Stored data:

★ ★ ★ ★ ★ ★ ★

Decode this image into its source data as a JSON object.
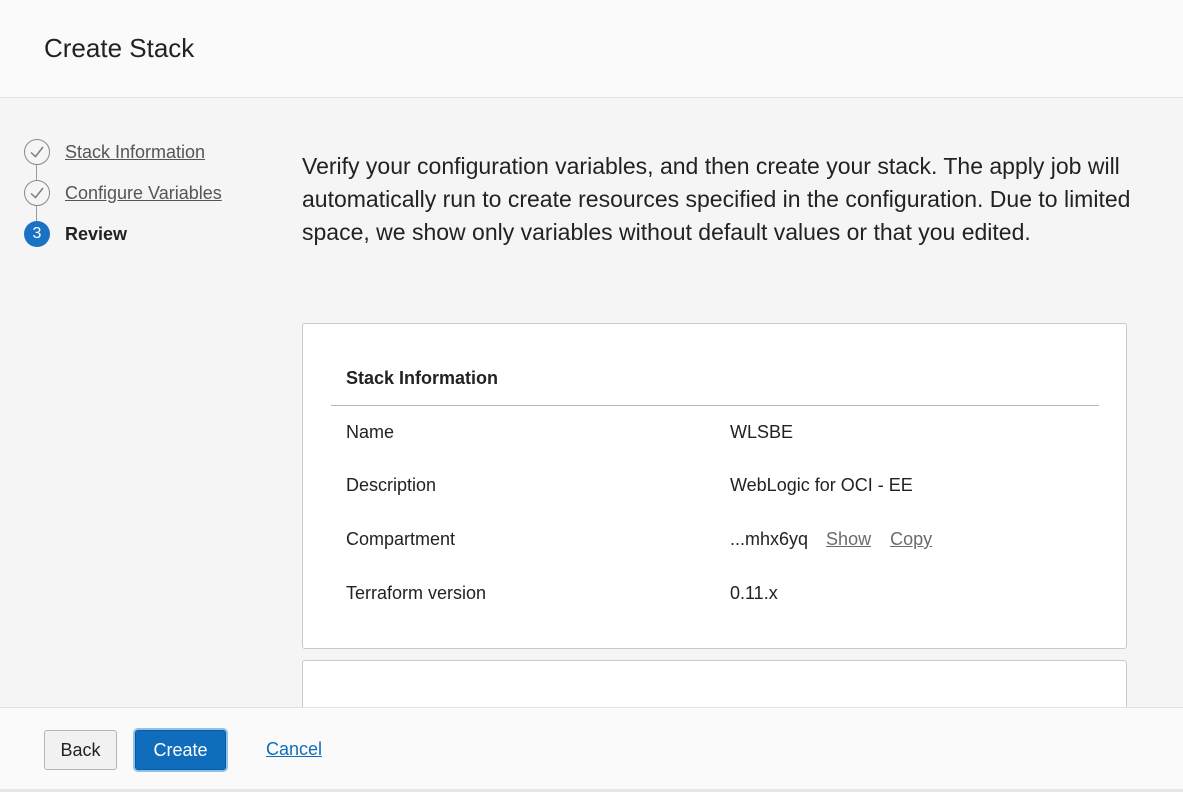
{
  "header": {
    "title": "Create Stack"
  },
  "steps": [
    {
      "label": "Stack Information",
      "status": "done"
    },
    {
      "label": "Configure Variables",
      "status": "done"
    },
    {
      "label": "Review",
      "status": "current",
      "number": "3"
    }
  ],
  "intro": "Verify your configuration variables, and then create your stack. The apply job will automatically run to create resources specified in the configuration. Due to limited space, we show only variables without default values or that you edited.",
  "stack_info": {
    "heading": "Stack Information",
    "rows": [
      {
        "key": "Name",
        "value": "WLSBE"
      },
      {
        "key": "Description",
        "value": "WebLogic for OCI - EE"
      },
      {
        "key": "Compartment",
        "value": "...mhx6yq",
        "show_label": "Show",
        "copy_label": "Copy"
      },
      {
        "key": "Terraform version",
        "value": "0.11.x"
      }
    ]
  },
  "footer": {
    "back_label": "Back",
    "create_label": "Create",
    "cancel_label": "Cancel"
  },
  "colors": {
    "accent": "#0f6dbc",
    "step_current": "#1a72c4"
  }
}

★ ★ ★ ★ ★ ★ ★

• Objective
In the entries above, find every line holding the word "Information" and copy it out.

• Exercise output
      "label": "Stack Information",
    "heading": "Stack Information",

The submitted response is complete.